What this task involves
Reproduce every line in the listing that contains the word "Recordings".
··· Excerpted records ···
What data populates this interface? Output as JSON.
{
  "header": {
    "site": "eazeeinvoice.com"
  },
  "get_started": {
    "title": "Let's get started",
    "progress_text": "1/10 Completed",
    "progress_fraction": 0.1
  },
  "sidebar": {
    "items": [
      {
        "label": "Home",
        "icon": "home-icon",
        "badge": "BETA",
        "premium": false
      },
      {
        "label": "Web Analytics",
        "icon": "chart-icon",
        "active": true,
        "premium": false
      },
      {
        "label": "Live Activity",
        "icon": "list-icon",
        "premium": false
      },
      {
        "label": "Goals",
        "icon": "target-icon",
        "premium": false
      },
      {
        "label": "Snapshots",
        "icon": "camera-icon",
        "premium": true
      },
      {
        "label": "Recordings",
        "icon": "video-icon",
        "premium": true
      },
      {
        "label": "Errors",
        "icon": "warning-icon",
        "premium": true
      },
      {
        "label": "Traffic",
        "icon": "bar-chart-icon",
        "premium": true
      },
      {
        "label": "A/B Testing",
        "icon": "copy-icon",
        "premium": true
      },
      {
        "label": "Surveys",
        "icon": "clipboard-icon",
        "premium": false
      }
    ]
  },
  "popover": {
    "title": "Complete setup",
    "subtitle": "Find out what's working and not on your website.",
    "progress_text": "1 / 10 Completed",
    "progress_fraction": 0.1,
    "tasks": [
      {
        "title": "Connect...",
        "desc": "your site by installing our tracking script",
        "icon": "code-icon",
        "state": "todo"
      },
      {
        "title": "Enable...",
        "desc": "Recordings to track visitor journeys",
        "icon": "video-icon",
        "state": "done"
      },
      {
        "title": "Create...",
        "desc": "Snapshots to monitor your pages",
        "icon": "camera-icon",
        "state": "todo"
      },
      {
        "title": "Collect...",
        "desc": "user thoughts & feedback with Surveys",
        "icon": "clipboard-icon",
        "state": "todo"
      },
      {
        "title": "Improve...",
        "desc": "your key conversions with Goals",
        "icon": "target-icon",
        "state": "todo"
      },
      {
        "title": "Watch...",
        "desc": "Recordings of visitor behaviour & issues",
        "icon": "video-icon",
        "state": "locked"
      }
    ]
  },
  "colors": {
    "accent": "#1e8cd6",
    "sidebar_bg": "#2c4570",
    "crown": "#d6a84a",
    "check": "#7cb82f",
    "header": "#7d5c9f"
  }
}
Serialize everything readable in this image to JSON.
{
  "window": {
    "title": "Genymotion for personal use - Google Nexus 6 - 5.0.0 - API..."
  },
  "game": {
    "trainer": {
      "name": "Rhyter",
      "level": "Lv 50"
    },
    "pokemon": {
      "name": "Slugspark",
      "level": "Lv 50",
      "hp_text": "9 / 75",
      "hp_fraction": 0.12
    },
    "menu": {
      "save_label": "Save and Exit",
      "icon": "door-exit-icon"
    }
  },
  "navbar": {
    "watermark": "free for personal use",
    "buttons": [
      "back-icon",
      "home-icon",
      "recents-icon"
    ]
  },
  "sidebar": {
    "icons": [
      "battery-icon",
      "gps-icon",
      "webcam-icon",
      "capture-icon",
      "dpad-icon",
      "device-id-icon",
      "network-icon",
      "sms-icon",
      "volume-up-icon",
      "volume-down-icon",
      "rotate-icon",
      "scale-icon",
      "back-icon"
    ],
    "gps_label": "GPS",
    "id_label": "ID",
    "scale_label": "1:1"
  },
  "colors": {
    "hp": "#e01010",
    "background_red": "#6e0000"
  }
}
···
··· Excerpted records ···
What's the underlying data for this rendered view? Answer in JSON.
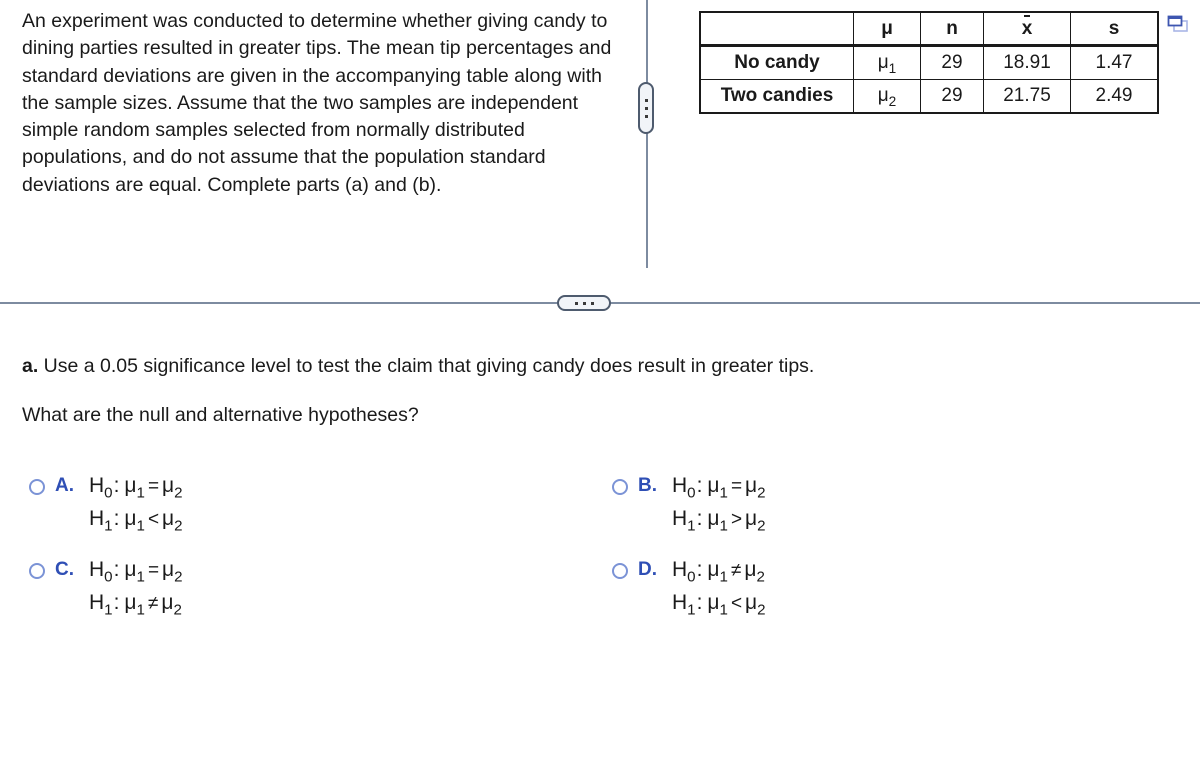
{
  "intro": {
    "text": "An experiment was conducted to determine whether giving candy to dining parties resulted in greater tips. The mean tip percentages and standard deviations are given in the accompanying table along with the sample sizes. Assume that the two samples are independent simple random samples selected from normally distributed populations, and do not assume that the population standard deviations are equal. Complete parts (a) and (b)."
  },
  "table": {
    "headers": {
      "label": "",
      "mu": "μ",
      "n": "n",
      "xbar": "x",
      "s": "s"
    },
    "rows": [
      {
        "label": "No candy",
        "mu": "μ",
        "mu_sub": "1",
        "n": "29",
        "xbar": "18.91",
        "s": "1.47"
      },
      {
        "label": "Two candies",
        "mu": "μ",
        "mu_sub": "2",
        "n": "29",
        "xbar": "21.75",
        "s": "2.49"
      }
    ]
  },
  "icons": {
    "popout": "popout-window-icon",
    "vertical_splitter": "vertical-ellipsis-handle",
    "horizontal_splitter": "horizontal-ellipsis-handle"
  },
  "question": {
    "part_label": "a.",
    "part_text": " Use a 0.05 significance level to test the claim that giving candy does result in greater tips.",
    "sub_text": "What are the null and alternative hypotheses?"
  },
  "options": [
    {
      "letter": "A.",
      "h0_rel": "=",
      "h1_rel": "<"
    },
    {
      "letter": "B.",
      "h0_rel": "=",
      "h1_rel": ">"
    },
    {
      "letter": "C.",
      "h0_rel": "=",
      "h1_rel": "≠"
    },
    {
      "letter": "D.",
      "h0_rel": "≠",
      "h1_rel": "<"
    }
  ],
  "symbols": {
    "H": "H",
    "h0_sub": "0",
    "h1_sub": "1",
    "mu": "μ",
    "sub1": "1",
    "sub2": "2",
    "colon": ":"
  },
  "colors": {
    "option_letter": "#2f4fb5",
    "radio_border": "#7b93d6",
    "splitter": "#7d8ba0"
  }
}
···
The result
        "label": "Recordings",
        "desc": "Recordings to track visitor journeys",
        "desc": "Recordings of visitor behaviour & issues",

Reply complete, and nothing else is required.